** start Record excerpts **

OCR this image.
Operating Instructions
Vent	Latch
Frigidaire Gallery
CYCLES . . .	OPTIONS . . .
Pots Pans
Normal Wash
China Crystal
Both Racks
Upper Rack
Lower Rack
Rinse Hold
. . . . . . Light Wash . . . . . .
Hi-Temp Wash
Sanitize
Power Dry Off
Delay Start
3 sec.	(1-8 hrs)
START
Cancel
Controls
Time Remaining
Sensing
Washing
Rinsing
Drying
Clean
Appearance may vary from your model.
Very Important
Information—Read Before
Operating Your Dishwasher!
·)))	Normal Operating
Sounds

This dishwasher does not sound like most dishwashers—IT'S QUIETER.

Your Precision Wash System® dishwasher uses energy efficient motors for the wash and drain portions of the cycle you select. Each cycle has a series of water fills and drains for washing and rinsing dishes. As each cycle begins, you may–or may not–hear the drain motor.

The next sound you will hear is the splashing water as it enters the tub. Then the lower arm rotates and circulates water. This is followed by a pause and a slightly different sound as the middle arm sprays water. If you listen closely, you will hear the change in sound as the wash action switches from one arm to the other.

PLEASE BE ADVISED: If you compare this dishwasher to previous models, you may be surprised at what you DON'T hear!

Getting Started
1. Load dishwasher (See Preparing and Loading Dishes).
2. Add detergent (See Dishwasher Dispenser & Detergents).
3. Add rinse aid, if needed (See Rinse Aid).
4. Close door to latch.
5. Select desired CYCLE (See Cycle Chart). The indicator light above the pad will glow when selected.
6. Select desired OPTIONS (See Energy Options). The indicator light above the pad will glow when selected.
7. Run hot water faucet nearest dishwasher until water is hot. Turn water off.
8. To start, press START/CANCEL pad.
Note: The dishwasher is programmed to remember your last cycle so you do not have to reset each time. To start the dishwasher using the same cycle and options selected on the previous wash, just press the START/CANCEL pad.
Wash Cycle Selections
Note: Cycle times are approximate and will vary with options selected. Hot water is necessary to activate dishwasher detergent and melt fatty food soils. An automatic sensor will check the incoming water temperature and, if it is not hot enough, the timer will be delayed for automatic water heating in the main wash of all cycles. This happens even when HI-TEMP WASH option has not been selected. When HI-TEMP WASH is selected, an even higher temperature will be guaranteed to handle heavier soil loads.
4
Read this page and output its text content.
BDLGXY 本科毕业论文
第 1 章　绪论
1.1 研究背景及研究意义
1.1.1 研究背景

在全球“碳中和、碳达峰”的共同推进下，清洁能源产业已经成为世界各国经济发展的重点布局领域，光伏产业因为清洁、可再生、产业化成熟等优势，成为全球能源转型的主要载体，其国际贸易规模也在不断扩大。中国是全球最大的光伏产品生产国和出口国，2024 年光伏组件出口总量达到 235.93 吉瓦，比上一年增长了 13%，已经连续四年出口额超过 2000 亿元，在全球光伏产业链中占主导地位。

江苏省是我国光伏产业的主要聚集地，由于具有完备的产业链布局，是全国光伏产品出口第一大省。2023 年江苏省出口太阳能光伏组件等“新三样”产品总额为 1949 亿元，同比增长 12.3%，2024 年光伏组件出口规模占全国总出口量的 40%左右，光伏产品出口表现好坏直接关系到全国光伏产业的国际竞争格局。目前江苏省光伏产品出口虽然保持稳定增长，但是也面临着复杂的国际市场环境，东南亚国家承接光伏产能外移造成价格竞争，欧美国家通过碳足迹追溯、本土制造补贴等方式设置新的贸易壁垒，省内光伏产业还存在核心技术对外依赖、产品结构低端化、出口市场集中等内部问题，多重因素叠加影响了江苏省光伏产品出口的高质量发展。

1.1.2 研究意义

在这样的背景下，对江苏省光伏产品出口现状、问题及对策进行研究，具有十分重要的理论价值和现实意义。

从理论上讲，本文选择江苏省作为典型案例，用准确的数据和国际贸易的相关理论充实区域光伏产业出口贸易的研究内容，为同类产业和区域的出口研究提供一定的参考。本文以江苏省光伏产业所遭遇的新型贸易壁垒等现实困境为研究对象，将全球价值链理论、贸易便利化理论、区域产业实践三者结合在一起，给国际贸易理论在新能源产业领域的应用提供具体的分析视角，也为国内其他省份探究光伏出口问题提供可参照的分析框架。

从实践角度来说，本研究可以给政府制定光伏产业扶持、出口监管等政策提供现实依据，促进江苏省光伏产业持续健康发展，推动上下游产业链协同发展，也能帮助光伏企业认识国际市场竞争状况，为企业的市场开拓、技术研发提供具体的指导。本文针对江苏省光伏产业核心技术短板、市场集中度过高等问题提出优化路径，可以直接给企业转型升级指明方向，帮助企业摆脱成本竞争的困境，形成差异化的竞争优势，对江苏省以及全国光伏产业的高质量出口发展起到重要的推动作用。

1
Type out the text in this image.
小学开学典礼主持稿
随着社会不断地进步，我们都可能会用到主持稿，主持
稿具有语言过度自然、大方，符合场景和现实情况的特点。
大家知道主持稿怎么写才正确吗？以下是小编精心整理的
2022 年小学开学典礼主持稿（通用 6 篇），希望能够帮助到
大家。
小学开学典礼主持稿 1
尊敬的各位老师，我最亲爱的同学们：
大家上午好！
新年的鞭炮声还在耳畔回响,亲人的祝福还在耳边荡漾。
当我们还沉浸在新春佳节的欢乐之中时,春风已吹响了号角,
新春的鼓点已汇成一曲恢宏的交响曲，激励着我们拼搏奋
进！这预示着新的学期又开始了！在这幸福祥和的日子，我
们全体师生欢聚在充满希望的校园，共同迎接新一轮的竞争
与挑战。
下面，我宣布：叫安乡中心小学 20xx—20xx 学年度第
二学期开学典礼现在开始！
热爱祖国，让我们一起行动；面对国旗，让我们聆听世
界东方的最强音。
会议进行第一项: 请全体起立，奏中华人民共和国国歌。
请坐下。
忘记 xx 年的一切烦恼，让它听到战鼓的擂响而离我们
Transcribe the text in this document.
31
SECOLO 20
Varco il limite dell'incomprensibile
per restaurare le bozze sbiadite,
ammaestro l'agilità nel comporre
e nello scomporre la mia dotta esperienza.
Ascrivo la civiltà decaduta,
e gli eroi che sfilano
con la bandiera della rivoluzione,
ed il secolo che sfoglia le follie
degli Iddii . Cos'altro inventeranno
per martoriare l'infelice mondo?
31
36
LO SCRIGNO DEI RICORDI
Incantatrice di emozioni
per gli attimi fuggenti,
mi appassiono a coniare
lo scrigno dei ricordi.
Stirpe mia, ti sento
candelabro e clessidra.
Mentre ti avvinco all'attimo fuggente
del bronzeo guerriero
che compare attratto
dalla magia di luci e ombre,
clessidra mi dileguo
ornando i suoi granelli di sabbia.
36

** end Record excerpts **

**Exercise instructions**
Go through the material and copy out every line with "when" in it.

**Answer to the exercise**
5. Select desired CYCLE (See Cycle Chart). The indicator light above the pad will glow when selected.
6. Select desired OPTIONS (See Energy Options). The indicator light above the pad will glow when selected.
Note: Cycle times are approximate and will vary with options selected. Hot water is necessary to activate dishwasher detergent and melt fatty food soils. An automatic sensor will check the incoming water temperature and, if it is not hot enough, the timer will be delayed for automatic water heating in the main wash of all cycles. This happens even when HI-TEMP WASH option has not been selected. When HI-TEMP WASH is selected, an even higher temperature will be guaranteed to handle heavier soil loads.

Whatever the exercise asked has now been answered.